▸ **Problem**:
Look through the material below. Copy every line with the string "style" in it.

•••

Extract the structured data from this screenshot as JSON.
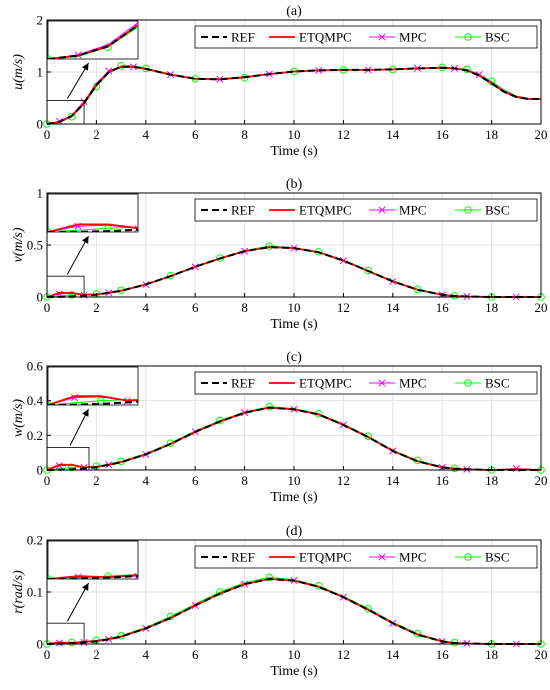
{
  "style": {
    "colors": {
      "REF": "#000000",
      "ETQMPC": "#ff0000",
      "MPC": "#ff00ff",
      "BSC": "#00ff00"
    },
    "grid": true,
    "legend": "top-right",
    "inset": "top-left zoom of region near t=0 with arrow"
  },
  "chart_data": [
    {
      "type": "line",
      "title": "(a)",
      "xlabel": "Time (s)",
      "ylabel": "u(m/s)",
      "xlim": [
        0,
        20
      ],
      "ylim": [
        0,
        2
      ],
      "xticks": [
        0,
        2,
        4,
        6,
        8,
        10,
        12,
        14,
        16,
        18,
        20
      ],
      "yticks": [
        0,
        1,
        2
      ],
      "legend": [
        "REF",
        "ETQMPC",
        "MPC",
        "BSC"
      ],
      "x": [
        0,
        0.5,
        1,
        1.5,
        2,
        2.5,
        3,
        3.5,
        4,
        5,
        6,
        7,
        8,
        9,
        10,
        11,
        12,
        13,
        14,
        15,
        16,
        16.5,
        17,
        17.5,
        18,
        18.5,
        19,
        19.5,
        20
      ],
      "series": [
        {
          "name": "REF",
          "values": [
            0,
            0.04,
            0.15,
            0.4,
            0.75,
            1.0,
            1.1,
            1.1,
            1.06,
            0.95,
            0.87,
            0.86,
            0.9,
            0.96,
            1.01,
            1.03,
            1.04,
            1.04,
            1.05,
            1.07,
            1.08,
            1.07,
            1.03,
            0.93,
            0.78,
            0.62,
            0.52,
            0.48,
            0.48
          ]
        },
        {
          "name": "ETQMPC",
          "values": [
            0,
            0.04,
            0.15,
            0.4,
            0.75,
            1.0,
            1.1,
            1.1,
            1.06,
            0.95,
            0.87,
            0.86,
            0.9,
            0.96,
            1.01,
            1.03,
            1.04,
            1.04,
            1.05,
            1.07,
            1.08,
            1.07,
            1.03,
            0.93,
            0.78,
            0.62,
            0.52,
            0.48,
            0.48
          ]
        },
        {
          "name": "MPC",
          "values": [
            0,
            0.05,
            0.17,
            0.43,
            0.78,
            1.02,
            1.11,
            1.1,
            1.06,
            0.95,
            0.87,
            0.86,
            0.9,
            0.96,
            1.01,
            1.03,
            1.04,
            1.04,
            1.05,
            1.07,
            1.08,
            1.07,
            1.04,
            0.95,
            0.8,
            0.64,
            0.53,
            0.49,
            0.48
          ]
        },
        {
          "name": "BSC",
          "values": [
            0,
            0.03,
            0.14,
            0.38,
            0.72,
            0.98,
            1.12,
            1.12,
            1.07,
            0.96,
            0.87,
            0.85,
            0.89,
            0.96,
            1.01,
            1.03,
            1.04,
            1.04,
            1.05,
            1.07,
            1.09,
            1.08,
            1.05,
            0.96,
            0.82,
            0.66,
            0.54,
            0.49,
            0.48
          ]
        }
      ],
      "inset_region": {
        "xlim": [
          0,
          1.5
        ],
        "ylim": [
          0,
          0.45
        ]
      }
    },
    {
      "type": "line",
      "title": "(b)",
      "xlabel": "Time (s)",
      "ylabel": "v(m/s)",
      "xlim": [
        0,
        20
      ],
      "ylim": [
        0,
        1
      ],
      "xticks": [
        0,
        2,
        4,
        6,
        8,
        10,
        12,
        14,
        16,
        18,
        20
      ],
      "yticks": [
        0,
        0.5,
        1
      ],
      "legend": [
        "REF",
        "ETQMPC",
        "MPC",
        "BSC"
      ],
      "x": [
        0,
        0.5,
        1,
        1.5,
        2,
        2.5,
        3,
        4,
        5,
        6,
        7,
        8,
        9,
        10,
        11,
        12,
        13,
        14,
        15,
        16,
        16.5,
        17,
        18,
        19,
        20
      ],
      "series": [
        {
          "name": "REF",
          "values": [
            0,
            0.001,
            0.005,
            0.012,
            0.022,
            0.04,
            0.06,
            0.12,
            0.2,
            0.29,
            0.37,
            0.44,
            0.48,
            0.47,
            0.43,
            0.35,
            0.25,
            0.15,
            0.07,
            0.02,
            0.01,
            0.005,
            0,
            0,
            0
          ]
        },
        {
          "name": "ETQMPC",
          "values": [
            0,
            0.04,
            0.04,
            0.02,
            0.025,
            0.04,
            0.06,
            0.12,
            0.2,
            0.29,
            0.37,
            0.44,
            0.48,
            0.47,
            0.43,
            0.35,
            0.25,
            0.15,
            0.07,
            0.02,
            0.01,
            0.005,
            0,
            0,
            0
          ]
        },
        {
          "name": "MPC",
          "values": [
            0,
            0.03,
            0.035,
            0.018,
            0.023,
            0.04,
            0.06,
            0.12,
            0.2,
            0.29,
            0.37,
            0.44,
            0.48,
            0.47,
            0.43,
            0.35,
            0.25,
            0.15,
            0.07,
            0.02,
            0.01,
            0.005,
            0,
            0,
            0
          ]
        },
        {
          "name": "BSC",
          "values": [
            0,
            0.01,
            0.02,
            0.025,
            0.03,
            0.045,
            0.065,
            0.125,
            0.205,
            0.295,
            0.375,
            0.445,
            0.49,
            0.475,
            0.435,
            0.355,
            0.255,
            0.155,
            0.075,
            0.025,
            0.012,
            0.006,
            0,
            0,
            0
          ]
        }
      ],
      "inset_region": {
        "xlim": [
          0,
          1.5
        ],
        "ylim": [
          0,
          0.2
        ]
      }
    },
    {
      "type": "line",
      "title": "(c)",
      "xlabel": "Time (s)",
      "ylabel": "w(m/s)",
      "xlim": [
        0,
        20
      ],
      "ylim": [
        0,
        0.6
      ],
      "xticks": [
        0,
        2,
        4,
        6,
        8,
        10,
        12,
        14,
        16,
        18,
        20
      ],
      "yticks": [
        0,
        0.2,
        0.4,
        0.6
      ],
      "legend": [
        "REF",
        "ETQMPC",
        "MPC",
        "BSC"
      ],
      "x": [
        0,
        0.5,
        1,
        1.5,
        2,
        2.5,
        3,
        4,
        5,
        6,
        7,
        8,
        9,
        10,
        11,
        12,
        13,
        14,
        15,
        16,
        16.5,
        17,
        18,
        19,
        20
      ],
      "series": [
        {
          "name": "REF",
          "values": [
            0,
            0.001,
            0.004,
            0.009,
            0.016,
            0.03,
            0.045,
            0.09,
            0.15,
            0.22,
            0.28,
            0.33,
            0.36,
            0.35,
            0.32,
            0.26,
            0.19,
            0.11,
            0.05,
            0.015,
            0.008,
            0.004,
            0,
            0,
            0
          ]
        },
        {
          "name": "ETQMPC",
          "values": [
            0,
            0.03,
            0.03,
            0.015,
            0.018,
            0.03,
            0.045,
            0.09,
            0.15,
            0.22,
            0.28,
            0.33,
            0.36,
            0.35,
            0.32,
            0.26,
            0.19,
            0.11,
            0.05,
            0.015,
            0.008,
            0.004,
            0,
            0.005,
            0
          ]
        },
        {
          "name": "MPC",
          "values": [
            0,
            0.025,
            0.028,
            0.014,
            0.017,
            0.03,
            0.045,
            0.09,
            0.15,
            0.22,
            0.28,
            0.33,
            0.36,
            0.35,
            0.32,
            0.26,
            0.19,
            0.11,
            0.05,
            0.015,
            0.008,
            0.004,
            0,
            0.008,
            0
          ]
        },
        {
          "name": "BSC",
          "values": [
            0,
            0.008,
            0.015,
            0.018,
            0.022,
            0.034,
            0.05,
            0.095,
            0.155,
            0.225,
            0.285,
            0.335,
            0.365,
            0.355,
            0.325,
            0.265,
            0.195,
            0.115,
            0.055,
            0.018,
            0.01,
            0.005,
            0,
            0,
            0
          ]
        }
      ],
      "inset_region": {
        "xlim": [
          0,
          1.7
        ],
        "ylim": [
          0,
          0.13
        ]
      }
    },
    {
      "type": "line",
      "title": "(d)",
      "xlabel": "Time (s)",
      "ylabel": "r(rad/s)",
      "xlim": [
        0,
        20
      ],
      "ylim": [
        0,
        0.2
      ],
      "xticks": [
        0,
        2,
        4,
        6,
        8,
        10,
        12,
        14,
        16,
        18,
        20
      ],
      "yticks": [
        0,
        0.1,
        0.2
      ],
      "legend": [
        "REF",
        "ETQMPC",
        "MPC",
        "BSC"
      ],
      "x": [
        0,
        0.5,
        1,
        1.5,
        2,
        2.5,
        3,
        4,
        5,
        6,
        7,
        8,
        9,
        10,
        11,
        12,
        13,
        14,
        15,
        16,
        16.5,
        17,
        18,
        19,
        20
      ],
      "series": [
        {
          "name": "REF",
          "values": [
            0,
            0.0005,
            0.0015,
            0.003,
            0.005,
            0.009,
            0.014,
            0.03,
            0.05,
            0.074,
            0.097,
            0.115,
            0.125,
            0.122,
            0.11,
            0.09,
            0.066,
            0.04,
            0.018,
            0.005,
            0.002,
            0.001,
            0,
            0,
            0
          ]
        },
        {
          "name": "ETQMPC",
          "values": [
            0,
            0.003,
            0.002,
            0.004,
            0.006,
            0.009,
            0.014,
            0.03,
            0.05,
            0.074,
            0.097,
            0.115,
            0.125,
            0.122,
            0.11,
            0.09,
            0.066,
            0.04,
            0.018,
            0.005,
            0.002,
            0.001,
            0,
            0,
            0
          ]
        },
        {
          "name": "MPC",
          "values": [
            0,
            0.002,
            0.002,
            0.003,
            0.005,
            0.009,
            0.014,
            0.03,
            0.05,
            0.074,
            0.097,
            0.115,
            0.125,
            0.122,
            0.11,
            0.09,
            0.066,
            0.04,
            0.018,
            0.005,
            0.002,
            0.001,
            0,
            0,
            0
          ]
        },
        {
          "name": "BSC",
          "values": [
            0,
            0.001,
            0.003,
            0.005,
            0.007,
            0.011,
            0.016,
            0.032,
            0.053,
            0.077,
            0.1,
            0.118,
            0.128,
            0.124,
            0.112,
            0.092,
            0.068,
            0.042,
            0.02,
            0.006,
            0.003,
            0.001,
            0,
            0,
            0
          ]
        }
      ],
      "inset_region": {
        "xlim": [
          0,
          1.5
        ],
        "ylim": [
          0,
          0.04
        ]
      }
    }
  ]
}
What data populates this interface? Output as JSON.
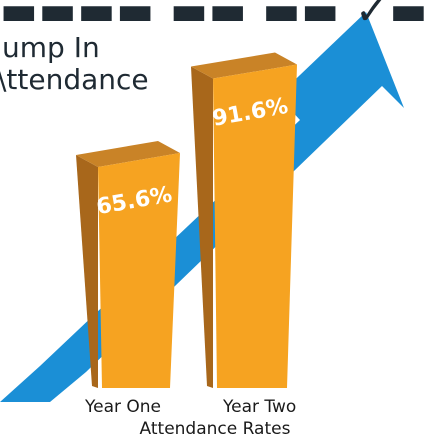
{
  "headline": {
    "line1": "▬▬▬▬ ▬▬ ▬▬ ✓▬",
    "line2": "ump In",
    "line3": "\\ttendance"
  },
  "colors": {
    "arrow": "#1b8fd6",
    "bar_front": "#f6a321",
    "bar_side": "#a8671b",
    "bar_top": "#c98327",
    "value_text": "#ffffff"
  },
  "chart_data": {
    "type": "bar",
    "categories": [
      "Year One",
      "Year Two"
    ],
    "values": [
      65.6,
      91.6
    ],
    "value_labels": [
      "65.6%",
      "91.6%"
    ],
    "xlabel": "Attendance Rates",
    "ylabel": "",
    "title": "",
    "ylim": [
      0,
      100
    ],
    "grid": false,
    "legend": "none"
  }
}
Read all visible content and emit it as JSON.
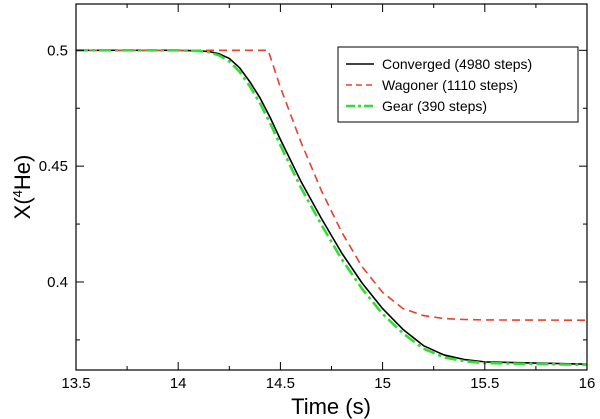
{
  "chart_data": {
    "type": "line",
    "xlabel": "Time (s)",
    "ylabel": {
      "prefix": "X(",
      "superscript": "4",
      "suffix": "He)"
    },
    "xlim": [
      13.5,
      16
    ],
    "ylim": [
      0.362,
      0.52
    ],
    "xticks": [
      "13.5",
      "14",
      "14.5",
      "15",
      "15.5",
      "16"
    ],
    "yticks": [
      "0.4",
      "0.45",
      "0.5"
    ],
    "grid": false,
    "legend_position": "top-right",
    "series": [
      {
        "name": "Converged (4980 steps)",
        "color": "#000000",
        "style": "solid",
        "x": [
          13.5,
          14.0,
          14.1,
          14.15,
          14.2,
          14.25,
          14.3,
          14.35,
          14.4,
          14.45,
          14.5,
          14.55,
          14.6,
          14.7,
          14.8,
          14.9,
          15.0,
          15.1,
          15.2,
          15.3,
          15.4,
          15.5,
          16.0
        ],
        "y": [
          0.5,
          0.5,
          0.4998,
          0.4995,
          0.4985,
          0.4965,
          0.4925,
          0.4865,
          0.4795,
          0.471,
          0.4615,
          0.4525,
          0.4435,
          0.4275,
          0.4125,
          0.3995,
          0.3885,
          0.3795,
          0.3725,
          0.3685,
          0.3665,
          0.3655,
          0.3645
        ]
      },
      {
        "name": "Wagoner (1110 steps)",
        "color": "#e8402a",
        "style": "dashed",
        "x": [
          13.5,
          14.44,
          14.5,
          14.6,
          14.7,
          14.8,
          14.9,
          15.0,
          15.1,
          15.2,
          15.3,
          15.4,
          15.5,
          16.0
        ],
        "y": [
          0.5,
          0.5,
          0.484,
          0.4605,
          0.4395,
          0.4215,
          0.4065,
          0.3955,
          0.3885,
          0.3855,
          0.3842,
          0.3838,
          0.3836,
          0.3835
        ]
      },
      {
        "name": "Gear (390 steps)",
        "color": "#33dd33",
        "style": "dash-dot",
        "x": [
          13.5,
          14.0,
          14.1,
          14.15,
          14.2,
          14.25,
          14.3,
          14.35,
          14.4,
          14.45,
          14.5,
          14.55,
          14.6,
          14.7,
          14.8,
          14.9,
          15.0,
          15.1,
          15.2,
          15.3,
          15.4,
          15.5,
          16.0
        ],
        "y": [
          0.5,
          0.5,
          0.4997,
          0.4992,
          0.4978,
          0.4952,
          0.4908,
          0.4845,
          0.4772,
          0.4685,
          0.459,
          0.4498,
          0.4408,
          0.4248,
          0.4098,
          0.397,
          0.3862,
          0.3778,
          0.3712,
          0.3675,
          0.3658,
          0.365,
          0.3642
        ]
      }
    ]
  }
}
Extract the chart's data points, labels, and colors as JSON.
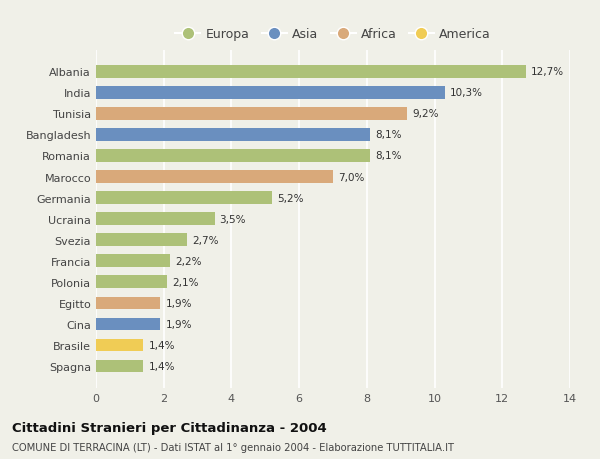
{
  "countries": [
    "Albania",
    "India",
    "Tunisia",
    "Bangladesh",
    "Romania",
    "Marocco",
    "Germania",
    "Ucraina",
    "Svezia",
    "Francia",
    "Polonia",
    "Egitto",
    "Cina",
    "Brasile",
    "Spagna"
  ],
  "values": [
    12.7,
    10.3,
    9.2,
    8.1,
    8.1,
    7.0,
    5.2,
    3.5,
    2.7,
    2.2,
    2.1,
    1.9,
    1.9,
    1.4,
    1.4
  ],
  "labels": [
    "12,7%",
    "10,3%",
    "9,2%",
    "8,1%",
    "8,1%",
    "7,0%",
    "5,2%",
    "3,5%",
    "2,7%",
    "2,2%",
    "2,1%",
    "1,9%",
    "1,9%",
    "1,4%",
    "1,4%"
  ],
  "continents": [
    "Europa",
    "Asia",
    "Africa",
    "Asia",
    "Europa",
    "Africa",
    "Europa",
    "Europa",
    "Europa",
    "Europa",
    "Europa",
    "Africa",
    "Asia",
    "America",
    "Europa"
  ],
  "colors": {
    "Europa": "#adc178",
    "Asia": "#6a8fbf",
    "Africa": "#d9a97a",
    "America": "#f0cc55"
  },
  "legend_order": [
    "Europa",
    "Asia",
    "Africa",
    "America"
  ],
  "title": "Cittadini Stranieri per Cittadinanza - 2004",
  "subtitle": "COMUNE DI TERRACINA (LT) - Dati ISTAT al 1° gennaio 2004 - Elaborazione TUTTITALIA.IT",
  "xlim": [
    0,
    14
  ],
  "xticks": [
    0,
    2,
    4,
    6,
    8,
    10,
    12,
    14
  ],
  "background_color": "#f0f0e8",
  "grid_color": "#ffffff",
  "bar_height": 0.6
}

•••

▸ **Answer for this exercise**:
  "style": {
        "style": "solid",
        "style": "dashed",
        "style": "dash-dot",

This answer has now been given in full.